• **What is needed**:
Reproduce the data exactly and drop any pictures it holds.

Data extracted from a collection:
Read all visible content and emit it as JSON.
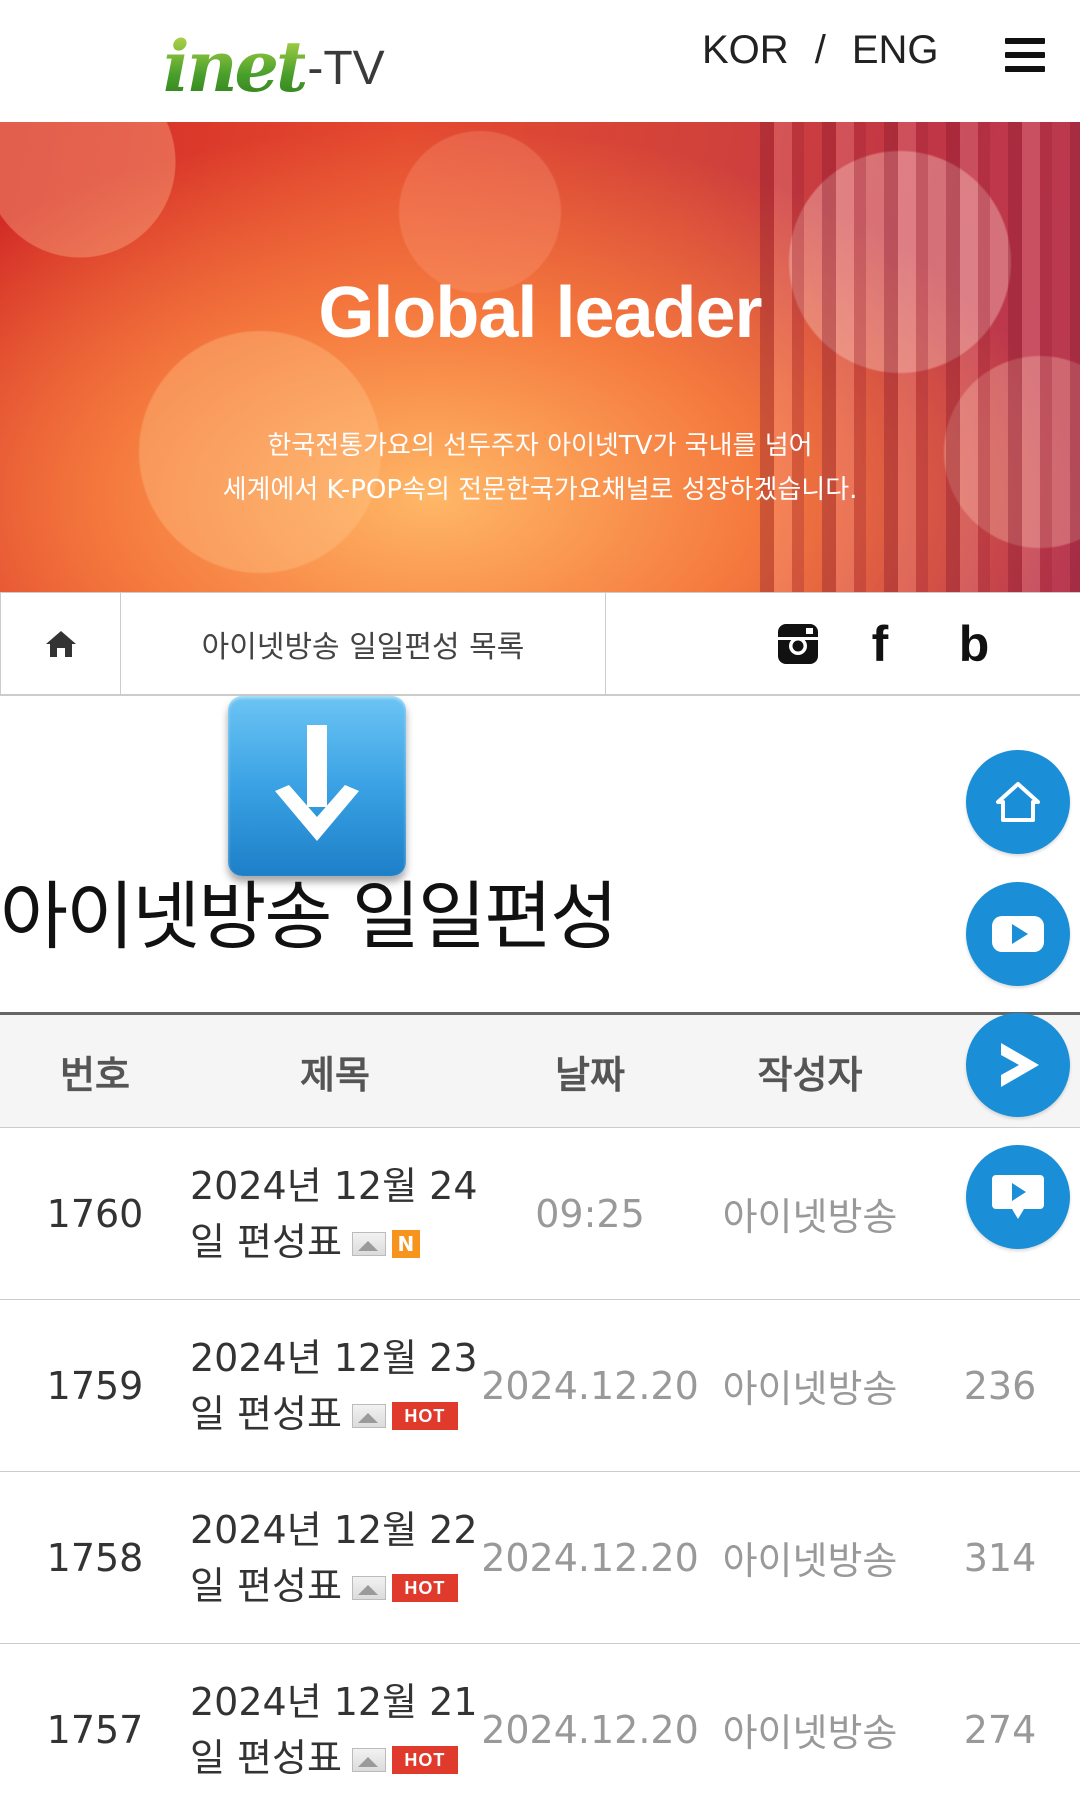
{
  "header": {
    "logo_main": "inet",
    "logo_suffix": "-TV",
    "lang_kor": "KOR",
    "lang_sep": "/",
    "lang_eng": "ENG"
  },
  "banner": {
    "title": "Global leader",
    "subtitle_line1": "한국전통가요의 선두주자 아이넷TV가 국내를 넘어",
    "subtitle_line2": "세계에서 K-POP속의 전문한국가요채널로 성장하겠습니다."
  },
  "breadcrumb": {
    "current": "아이넷방송 일일편성 목록"
  },
  "social": {
    "facebook": "f",
    "blog": "b"
  },
  "page": {
    "heading": "아이넷방송 일일편성"
  },
  "table": {
    "headers": {
      "num": "번호",
      "title": "제목",
      "date": "날짜",
      "author": "작성자"
    },
    "rows": [
      {
        "num": "1760",
        "title_line1": "2024년 12월 24",
        "title_line2": "일 편성표",
        "badge": "N",
        "date": "09:25",
        "author": "아이넷방송",
        "views": ""
      },
      {
        "num": "1759",
        "title_line1": "2024년 12월 23",
        "title_line2": "일 편성표",
        "badge": "HOT",
        "date": "2024.12.20",
        "author": "아이넷방송",
        "views": "236"
      },
      {
        "num": "1758",
        "title_line1": "2024년 12월 22",
        "title_line2": "일 편성표",
        "badge": "HOT",
        "date": "2024.12.20",
        "author": "아이넷방송",
        "views": "314"
      },
      {
        "num": "1757",
        "title_line1": "2024년 12월 21",
        "title_line2": "일 편성표",
        "badge": "HOT",
        "date": "2024.12.20",
        "author": "아이넷방송",
        "views": "274"
      }
    ]
  },
  "colors": {
    "fab_blue": "#1a8ed6",
    "hot_red": "#e03a2c",
    "new_orange": "#f7941d"
  },
  "icons": {
    "fab1": "home-outline-icon",
    "fab2": "youtube-play-icon",
    "fab3": "play-arrow-icon",
    "fab4": "chat-play-icon"
  }
}
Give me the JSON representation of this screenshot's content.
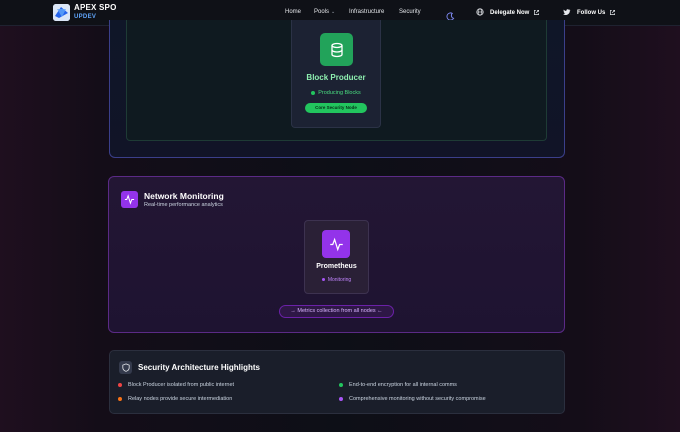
{
  "brand": {
    "title": "APEX SPO",
    "subtitle": "UPDEV"
  },
  "nav": {
    "home": "Home",
    "pools": "Pools",
    "infrastructure": "Infrastructure",
    "security": "Security",
    "delegate": "Delegate Now",
    "follow": "Follow Us"
  },
  "block_producer": {
    "title": "Block Producer",
    "status": "Producing Blocks",
    "badge": "Core Security Node"
  },
  "monitoring": {
    "title": "Network Monitoring",
    "subtitle": "Real-time performance analytics",
    "card_title": "Prometheus",
    "card_status": "Monitoring",
    "pill": "→ Metrics collection from all nodes ←"
  },
  "highlights": {
    "title": "Security Architecture Highlights",
    "items": [
      {
        "text": "Block Producer isolated from public internet",
        "color": "#ef4444"
      },
      {
        "text": "End-to-end encryption for all internal comms",
        "color": "#22c55e"
      },
      {
        "text": "Relay nodes provide secure intermediation",
        "color": "#f97316"
      },
      {
        "text": "Comprehensive monitoring without security compromise",
        "color": "#a855f7"
      }
    ]
  },
  "icons": {
    "logo": "apex-logo-icon",
    "theme": "moon-icon",
    "external": "external-link-icon",
    "twitter": "twitter-icon",
    "globe": "globe-icon",
    "database": "database-icon",
    "activity": "activity-icon",
    "shield": "shield-icon"
  }
}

• **The output**:
Read all visible content and emit it as JSON.
{
  "header": {
    "logo_main": "inet",
    "logo_suffix": "-TV",
    "lang_kor": "KOR",
    "lang_sep": "/",
    "lang_eng": "ENG"
  },
  "banner": {
    "title": "Global leader",
    "subtitle_line1": "한국전통가요의 선두주자 아이넷TV가 국내를 넘어",
    "subtitle_line2": "세계에서 K-POP속의 전문한국가요채널로 성장하겠습니다."
  },
  "breadcrumb": {
    "current": "아이넷방송 일일편성 목록"
  },
  "social": {
    "facebook": "f",
    "blog": "b"
  },
  "page": {
    "heading": "아이넷방송 일일편성"
  },
  "table": {
    "headers": {
      "num": "번호",
      "title": "제목",
      "date": "날짜",
      "author": "작성자"
    },
    "rows": [
      {
        "num": "1760",
        "title_line1": "2024년 12월 24",
        "title_line2": "일 편성표",
        "badge": "N",
        "date": "09:25",
        "author": "아이넷방송",
        "views": ""
      },
      {
        "num": "1759",
        "title_line1": "2024년 12월 23",
        "title_line2": "일 편성표",
        "badge": "HOT",
        "date": "2024.12.20",
        "author": "아이넷방송",
        "views": "236"
      },
      {
        "num": "1758",
        "title_line1": "2024년 12월 22",
        "title_line2": "일 편성표",
        "badge": "HOT",
        "date": "2024.12.20",
        "author": "아이넷방송",
        "views": "314"
      },
      {
        "num": "1757",
        "title_line1": "2024년 12월 21",
        "title_line2": "일 편성표",
        "badge": "HOT",
        "date": "2024.12.20",
        "author": "아이넷방송",
        "views": "274"
      }
    ]
  },
  "colors": {
    "fab_blue": "#1a8ed6",
    "hot_red": "#e03a2c",
    "new_orange": "#f7941d"
  },
  "icons": {
    "fab1": "home-outline-icon",
    "fab2": "youtube-play-icon",
    "fab3": "play-arrow-icon",
    "fab4": "chat-play-icon"
  }
}
Give me the JSON representation of this screenshot's content.
{
  "brand": {
    "title": "APEX SPO",
    "subtitle": "UPDEV"
  },
  "nav": {
    "home": "Home",
    "pools": "Pools",
    "infrastructure": "Infrastructure",
    "security": "Security",
    "delegate": "Delegate Now",
    "follow": "Follow Us"
  },
  "block_producer": {
    "title": "Block Producer",
    "status": "Producing Blocks",
    "badge": "Core Security Node"
  },
  "monitoring": {
    "title": "Network Monitoring",
    "subtitle": "Real-time performance analytics",
    "card_title": "Prometheus",
    "card_status": "Monitoring",
    "pill": "→ Metrics collection from all nodes ←"
  },
  "highlights": {
    "title": "Security Architecture Highlights",
    "items": [
      {
        "text": "Block Producer isolated from public internet",
        "color": "#ef4444"
      },
      {
        "text": "End-to-end encryption for all internal comms",
        "color": "#22c55e"
      },
      {
        "text": "Relay nodes provide secure intermediation",
        "color": "#f97316"
      },
      {
        "text": "Comprehensive monitoring without security compromise",
        "color": "#a855f7"
      }
    ]
  },
  "icons": {
    "logo": "apex-logo-icon",
    "theme": "moon-icon",
    "external": "external-link-icon",
    "twitter": "twitter-icon",
    "globe": "globe-icon",
    "database": "database-icon",
    "activity": "activity-icon",
    "shield": "shield-icon"
  }
}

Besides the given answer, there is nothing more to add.